━━━ Excerpted records
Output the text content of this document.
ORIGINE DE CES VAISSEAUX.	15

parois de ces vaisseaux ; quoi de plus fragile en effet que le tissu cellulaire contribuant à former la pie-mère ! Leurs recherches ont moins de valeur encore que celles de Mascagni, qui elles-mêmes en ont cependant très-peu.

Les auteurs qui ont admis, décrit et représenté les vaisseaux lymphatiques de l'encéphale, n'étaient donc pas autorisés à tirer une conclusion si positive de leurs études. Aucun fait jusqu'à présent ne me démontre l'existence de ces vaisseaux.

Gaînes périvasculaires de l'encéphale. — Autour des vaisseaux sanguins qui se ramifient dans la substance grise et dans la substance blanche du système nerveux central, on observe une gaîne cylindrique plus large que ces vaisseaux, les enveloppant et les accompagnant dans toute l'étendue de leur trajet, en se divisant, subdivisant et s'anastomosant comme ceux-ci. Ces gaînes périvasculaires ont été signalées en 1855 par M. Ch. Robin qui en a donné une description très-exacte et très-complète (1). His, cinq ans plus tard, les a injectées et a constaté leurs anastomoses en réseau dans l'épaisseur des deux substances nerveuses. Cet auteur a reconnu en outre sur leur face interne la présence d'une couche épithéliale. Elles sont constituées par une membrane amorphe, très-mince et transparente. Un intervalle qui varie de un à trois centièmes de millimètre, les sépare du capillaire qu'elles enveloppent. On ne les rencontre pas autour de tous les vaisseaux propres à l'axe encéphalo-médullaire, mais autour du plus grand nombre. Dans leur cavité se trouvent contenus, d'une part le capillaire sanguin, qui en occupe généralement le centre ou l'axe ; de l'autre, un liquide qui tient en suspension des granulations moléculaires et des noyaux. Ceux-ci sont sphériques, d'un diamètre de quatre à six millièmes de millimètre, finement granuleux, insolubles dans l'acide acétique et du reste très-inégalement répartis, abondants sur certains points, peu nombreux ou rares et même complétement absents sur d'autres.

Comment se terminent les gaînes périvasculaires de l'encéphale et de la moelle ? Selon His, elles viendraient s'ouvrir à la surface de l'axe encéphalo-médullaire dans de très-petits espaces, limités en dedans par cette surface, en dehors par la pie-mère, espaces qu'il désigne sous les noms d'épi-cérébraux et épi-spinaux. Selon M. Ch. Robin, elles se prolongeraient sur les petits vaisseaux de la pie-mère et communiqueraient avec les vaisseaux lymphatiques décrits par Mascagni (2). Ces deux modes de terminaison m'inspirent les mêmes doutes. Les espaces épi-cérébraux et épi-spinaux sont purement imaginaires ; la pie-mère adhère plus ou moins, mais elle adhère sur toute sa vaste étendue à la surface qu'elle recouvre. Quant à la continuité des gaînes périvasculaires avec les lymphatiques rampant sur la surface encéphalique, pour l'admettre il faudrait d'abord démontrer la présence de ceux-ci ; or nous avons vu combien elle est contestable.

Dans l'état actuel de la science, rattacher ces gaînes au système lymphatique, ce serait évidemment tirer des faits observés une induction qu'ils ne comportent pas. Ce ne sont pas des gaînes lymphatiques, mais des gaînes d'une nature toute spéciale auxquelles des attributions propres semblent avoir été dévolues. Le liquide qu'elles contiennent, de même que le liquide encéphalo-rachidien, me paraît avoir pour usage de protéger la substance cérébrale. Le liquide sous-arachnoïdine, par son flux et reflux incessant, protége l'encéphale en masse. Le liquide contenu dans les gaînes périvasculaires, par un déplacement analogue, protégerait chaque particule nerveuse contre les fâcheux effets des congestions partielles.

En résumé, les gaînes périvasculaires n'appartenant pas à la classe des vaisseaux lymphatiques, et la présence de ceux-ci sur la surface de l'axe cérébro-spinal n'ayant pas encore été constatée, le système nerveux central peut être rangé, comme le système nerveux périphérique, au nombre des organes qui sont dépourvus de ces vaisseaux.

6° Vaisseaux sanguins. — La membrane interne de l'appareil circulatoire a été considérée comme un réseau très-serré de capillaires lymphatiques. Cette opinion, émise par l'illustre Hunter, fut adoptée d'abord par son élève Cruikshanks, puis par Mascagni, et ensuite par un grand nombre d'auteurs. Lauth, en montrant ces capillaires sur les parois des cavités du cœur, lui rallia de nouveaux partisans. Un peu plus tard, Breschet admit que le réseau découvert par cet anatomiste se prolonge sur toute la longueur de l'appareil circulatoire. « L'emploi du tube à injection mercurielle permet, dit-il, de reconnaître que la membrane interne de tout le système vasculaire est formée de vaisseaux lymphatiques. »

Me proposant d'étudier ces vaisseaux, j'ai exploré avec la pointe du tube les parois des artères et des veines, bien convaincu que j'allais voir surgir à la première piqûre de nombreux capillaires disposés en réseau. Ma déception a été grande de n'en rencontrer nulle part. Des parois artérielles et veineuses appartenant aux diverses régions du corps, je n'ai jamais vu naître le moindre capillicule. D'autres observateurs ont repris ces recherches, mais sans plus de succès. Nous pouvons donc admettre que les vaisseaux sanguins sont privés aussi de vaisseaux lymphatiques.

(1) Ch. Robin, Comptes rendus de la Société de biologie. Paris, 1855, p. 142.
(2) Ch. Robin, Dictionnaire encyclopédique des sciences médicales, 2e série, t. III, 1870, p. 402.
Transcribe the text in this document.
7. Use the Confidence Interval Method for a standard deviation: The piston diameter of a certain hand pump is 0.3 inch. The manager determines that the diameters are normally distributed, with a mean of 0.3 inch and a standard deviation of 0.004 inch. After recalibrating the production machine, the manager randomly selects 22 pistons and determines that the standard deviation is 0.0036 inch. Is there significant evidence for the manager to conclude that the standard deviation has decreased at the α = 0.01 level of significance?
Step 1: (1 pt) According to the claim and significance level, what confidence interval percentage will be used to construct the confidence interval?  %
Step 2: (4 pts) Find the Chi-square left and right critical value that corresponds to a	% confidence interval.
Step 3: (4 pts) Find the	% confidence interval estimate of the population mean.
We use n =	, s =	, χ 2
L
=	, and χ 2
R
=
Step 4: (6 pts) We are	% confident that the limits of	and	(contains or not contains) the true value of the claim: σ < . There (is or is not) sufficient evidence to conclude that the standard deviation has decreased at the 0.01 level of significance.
━━━━━━
Goal: Search the lines above for the string "text" and copy each line that has it.

Final result:
Output the text content of this document.
Transcribe the text in this document.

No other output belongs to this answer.